>>>>>

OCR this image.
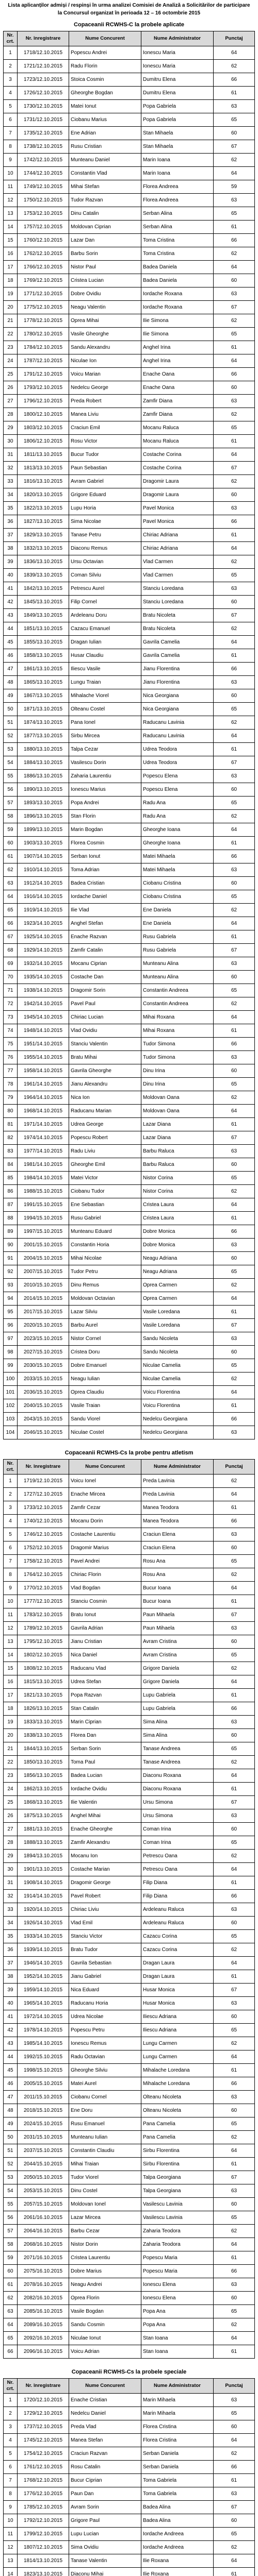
Lista aplicanților admiși / respinși în urma analizei Comisiei de Analiză a Solicitărilor de participare
la Concursul organizat în perioada 12 – 16 octombrie 2015
Copaceanii RCWHS-C la probele aplicate
Nr. crt.
Nr. înregistrare	Nume Concurent	Nume Administrator	Punctaj
1	1718/12.10.2015	Popescu Andrei	Ionescu Maria	64
2	1721/12.10.2015	Radu Florin	Ionescu Maria	62
3	1723/12.10.2015	Stoica Cosmin	Dumitru Elena	66
4	1726/12.10.2015	Gheorghe Bogdan	Dumitru Elena	61
5	1730/12.10.2015	Matei Ionut	Popa Gabriela	63
6	1731/12.10.2015	Ciobanu Marius	Popa Gabriela	65
7	1735/12.10.2015	Ene Adrian	Stan Mihaela	60
8	1738/12.10.2015	Rusu Cristian	Stan Mihaela	67
9	1742/12.10.2015	Munteanu Daniel	Marin Ioana	62
10	1744/12.10.2015	Constantin Vlad	Marin Ioana	64
11	1749/12.10.2015	Mihai Stefan	Florea Andreea	59
12	1750/12.10.2015	Tudor Razvan	Florea Andreea	63
13	1753/12.10.2015	Dinu Catalin	Serban Alina	65
14	1757/12.10.2015	Moldovan Ciprian	Serban Alina	61
15	1760/12.10.2015	Lazar Dan	Toma Cristina	66
16	1762/12.10.2015	Barbu Sorin	Toma Cristina	62
17	1766/12.10.2015	Nistor Paul	Badea Daniela	64
18	1769/12.10.2015	Cristea Lucian	Badea Daniela	60
19	1771/12.10.2015	Dobre Ovidiu	Iordache Roxana	63
20	1775/12.10.2015	Neagu Valentin	Iordache Roxana	67
21	1778/12.10.2015	Oprea Mihai	Ilie Simona	62
22	1780/12.10.2015	Vasile Gheorghe	Ilie Simona	65
23	1784/12.10.2015	Sandu Alexandru	Anghel Irina	61
24	1787/12.10.2015	Niculae Ion	Anghel Irina	64
25	1791/12.10.2015	Voicu Marian	Enache Oana	66
26	1793/12.10.2015	Nedelcu George	Enache Oana	60
27	1796/12.10.2015	Preda Robert	Zamfir Diana	63
28	1800/12.10.2015	Manea Liviu	Zamfir Diana	62
29	1803/12.10.2015	Craciun Emil	Mocanu Raluca	65
30	1806/12.10.2015	Rosu Victor	Mocanu Raluca	61
31	1811/13.10.2015	Bucur Tudor	Costache Corina	64
32	1813/13.10.2015	Paun Sebastian	Costache Corina	67
33	1816/13.10.2015	Avram Gabriel	Dragomir Laura	62
34	1820/13.10.2015	Grigore Eduard	Dragomir Laura	60
35	1822/13.10.2015	Lupu Horia	Pavel Monica	63
36	1827/13.10.2015	Sima Nicolae	Pavel Monica	66
37	1829/13.10.2015	Tanase Petru	Chiriac Adriana	61
38	1832/13.10.2015	Diaconu Remus	Chiriac Adriana	64
39	1836/13.10.2015	Ursu Octavian	Vlad Carmen	62
40	1839/13.10.2015	Coman Silviu	Vlad Carmen	65
41	1842/13.10.2015	Petrescu Aurel	Stanciu Loredana	63
42	1845/13.10.2015	Filip Cornel	Stanciu Loredana	60
43	1849/13.10.2015	Ardeleanu Doru	Bratu Nicoleta	67
44	1851/13.10.2015	Cazacu Emanuel	Bratu Nicoleta	62
45	1855/13.10.2015	Dragan Iulian	Gavrila Camelia	64
46	1858/13.10.2015	Husar Claudiu	Gavrila Camelia	61
47	1861/13.10.2015	Iliescu Vasile	Jianu Florentina	66
48	1865/13.10.2015	Lungu Traian	Jianu Florentina	63
49	1867/13.10.2015	Mihalache Viorel	Nica Georgiana	60
50	1871/13.10.2015	Olteanu Costel	Nica Georgiana	65
51	1874/13.10.2015	Pana Ionel	Raducanu Lavinia	62
52	1877/13.10.2015	Sirbu Mircea	Raducanu Lavinia	64
53	1880/13.10.2015	Talpa Cezar	Udrea Teodora	61
54	1884/13.10.2015	Vasilescu Dorin	Udrea Teodora	67
55	1886/13.10.2015	Zaharia Laurentiu	Popescu Elena	63
56	1890/13.10.2015	Ionescu Marius	Popescu Elena	60
57	1893/13.10.2015	Popa Andrei	Radu Ana	65
58	1896/13.10.2015	Stan Florin	Radu Ana	62
59	1899/13.10.2015	Marin Bogdan	Gheorghe Ioana	64
60	1903/13.10.2015	Florea Cosmin	Gheorghe Ioana	61
61	1907/14.10.2015	Serban Ionut	Matei Mihaela	66
62	1910/14.10.2015	Toma Adrian	Matei Mihaela	63
63	1912/14.10.2015	Badea Cristian	Ciobanu Cristina	60
64	1916/14.10.2015	Iordache Daniel	Ciobanu Cristina	65
65	1919/14.10.2015	Ilie Vlad	Ene Daniela	62
66	1923/14.10.2015	Anghel Stefan	Ene Daniela	64
67	1925/14.10.2015	Enache Razvan	Rusu Gabriela	61
68	1929/14.10.2015	Zamfir Catalin	Rusu Gabriela	67
69	1932/14.10.2015	Mocanu Ciprian	Munteanu Alina	63
70	1935/14.10.2015	Costache Dan	Munteanu Alina	60
71	1938/14.10.2015	Dragomir Sorin	Constantin Andreea	65
72	1942/14.10.2015	Pavel Paul	Constantin Andreea	62
73	1945/14.10.2015	Chiriac Lucian	Mihai Roxana	64
74	1948/14.10.2015	Vlad Ovidiu	Mihai Roxana	61
75	1951/14.10.2015	Stanciu Valentin	Tudor Simona	66
76	1955/14.10.2015	Bratu Mihai	Tudor Simona	63
77	1958/14.10.2015	Gavrila Gheorghe	Dinu Irina	60
78	1961/14.10.2015	Jianu Alexandru	Dinu Irina	65
79	1964/14.10.2015	Nica Ion	Moldovan Oana	62
80	1968/14.10.2015	Raducanu Marian	Moldovan Oana	64
81	1971/14.10.2015	Udrea George	Lazar Diana	61
82	1974/14.10.2015	Popescu Robert	Lazar Diana	67
83	1977/14.10.2015	Radu Liviu	Barbu Raluca	63
84	1981/14.10.2015	Gheorghe Emil	Barbu Raluca	60
85	1984/14.10.2015	Matei Victor	Nistor Corina	65
86	1988/15.10.2015	Ciobanu Tudor	Nistor Corina	62
87	1991/15.10.2015	Ene Sebastian	Cristea Laura	64
88	1994/15.10.2015	Rusu Gabriel	Cristea Laura	61
89	1997/15.10.2015	Munteanu Eduard	Dobre Monica	66
90	2001/15.10.2015	Constantin Horia	Dobre Monica	63
91	2004/15.10.2015	Mihai Nicolae	Neagu Adriana	60
92	2007/15.10.2015	Tudor Petru	Neagu Adriana	65
93	2010/15.10.2015	Dinu Remus	Oprea Carmen	62
94	2014/15.10.2015	Moldovan Octavian	Oprea Carmen	64
95	2017/15.10.2015	Lazar Silviu	Vasile Loredana	61
96	2020/15.10.2015	Barbu Aurel	Vasile Loredana	67
97	2023/15.10.2015	Nistor Cornel	Sandu Nicoleta	63
98	2027/15.10.2015	Cristea Doru	Sandu Nicoleta	60
99	2030/15.10.2015	Dobre Emanuel	Niculae Camelia	65
100	2033/15.10.2015	Neagu Iulian	Niculae Camelia	62
101	2036/15.10.2015	Oprea Claudiu	Voicu Florentina	64
102	2040/15.10.2015	Vasile Traian	Voicu Florentina	61
103	2043/15.10.2015	Sandu Viorel	Nedelcu Georgiana	66
104	2046/15.10.2015	Niculae Costel	Nedelcu Georgiana	63
Copaceanii RCWHS-Cs la probe pentru atletism
Nr. crt.
Nr. înregistrare	Nume Concurent	Nume Administrator	Punctaj
1	1719/12.10.2015	Voicu Ionel	Preda Lavinia	62
2	1727/12.10.2015	Enache Mircea	Preda Lavinia	64
3	1733/12.10.2015	Zamfir Cezar	Manea Teodora	61
4	1740/12.10.2015	Mocanu Dorin	Manea Teodora	66
5	1746/12.10.2015	Costache Laurentiu	Craciun Elena	63
6	1752/12.10.2015	Dragomir Marius	Craciun Elena	60
7	1758/12.10.2015	Pavel Andrei	Rosu Ana	65
8	1764/12.10.2015	Chiriac Florin	Rosu Ana	62
9	1770/12.10.2015	Vlad Bogdan	Bucur Ioana	64
10	1777/12.10.2015	Stanciu Cosmin	Bucur Ioana	61
11	1783/12.10.2015	Bratu Ionut	Paun Mihaela	67
12	1789/12.10.2015	Gavrila Adrian	Paun Mihaela	63
13	1795/12.10.2015	Jianu Cristian	Avram Cristina	60
14	1802/12.10.2015	Nica Daniel	Avram Cristina	65
15	1808/12.10.2015	Raducanu Vlad	Grigore Daniela	62
16	1815/13.10.2015	Udrea Stefan	Grigore Daniela	64
17	1821/13.10.2015	Popa Razvan	Lupu Gabriela	61
18	1826/13.10.2015	Stan Catalin	Lupu Gabriela	66
19	1833/13.10.2015	Marin Ciprian	Sima Alina	63
20	1838/13.10.2015	Florea Dan	Sima Alina	60
21	1844/13.10.2015	Serban Sorin	Tanase Andreea	65
22	1850/13.10.2015	Toma Paul	Tanase Andreea	62
23	1856/13.10.2015	Badea Lucian	Diaconu Roxana	64
24	1862/13.10.2015	Iordache Ovidiu	Diaconu Roxana	61
25	1868/13.10.2015	Ilie Valentin	Ursu Simona	67
26	1875/13.10.2015	Anghel Mihai	Ursu Simona	63
27	1881/13.10.2015	Enache Gheorghe	Coman Irina	60
28	1888/13.10.2015	Zamfir Alexandru	Coman Irina	65
29	1894/13.10.2015	Mocanu Ion	Petrescu Oana	62
30	1901/13.10.2015	Costache Marian	Petrescu Oana	64
31	1908/14.10.2015	Dragomir George	Filip Diana	61
32	1914/14.10.2015	Pavel Robert	Filip Diana	66
33	1920/14.10.2015	Chiriac Liviu	Ardeleanu Raluca	63
34	1926/14.10.2015	Vlad Emil	Ardeleanu Raluca	60
35	1933/14.10.2015	Stanciu Victor	Cazacu Corina	65
36	1939/14.10.2015	Bratu Tudor	Cazacu Corina	62
37	1946/14.10.2015	Gavrila Sebastian	Dragan Laura	64
38	1952/14.10.2015	Jianu Gabriel	Dragan Laura	61
39	1959/14.10.2015	Nica Eduard	Husar Monica	67
40	1965/14.10.2015	Raducanu Horia	Husar Monica	63
41	1972/14.10.2015	Udrea Nicolae	Iliescu Adriana	60
42	1978/14.10.2015	Popescu Petru	Iliescu Adriana	65
43	1985/14.10.2015	Ionescu Remus	Lungu Carmen	62
44	1992/15.10.2015	Radu Octavian	Lungu Carmen	64
45	1998/15.10.2015	Gheorghe Silviu	Mihalache Loredana	61
46	2005/15.10.2015	Matei Aurel	Mihalache Loredana	66
47	2011/15.10.2015	Ciobanu Cornel	Olteanu Nicoleta	63
48	2018/15.10.2015	Ene Doru	Olteanu Nicoleta	60
49	2024/15.10.2015	Rusu Emanuel	Pana Camelia	65
50	2031/15.10.2015	Munteanu Iulian	Pana Camelia	62
51	2037/15.10.2015	Constantin Claudiu	Sirbu Florentina	64
52	2044/15.10.2015	Mihai Traian	Sirbu Florentina	61
53	2050/15.10.2015	Tudor Viorel	Talpa Georgiana	67
54	2053/15.10.2015	Dinu Costel	Talpa Georgiana	63
55	2057/15.10.2015	Moldovan Ionel	Vasilescu Lavinia	60
56	2061/16.10.2015	Lazar Mircea	Vasilescu Lavinia	65
57	2064/16.10.2015	Barbu Cezar	Zaharia Teodora	62
58	2068/16.10.2015	Nistor Dorin	Zaharia Teodora	64
59	2071/16.10.2015	Cristea Laurentiu	Popescu Maria	61
60	2075/16.10.2015	Dobre Marius	Popescu Maria	66
61	2078/16.10.2015	Neagu Andrei	Ionescu Elena	63
62	2082/16.10.2015	Oprea Florin	Ionescu Elena	60
63	2085/16.10.2015	Vasile Bogdan	Popa Ana	65
64	2089/16.10.2015	Sandu Cosmin	Popa Ana	62
65	2092/16.10.2015	Niculae Ionut	Stan Ioana	64
66	2096/16.10.2015	Voicu Adrian	Stan Ioana	61
Copaceanii RCWHS-Cs la probele speciale
Nr. crt.
Nr. înregistrare	Nume Concurent	Nume Administrator	Punctaj
1	1720/12.10.2015	Enache Cristian	Marin Mihaela	63
2	1729/12.10.2015	Nedelcu Daniel	Marin Mihaela	65
3	1737/12.10.2015	Preda Vlad	Florea Cristina	60
4	1745/12.10.2015	Manea Stefan	Florea Cristina	64
5	1754/12.10.2015	Craciun Razvan	Serban Daniela	62
6	1761/12.10.2015	Rosu Catalin	Serban Daniela	66
7	1768/12.10.2015	Bucur Ciprian	Toma Gabriela	61
8	1776/12.10.2015	Paun Dan	Toma Gabriela	63
9	1785/12.10.2015	Avram Sorin	Badea Alina	67
10	1792/12.10.2015	Grigore Paul	Badea Alina	60
11	1799/12.10.2015	Lupu Lucian	Iordache Andreea	65
12	1807/12.10.2015	Sima Ovidiu	Iordache Andreea	62
13	1814/13.10.2015	Tanase Valentin	Ilie Roxana	64
14	1823/13.10.2015	Diaconu Mihai	Ilie Roxana	61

<<<<<

▶ _Exercise_
From the records given above, copy all lines containing "Teodora".

▶ _Response_
53	1880/13.10.2015	Talpa Cezar	Udrea Teodora	61
54	1884/13.10.2015	Vasilescu Dorin	Udrea Teodora	67
3	1733/12.10.2015	Zamfir Cezar	Manea Teodora	61
4	1740/12.10.2015	Mocanu Dorin	Manea Teodora	66
57	2064/16.10.2015	Barbu Cezar	Zaharia Teodora	62
58	2068/16.10.2015	Nistor Dorin	Zaharia Teodora	64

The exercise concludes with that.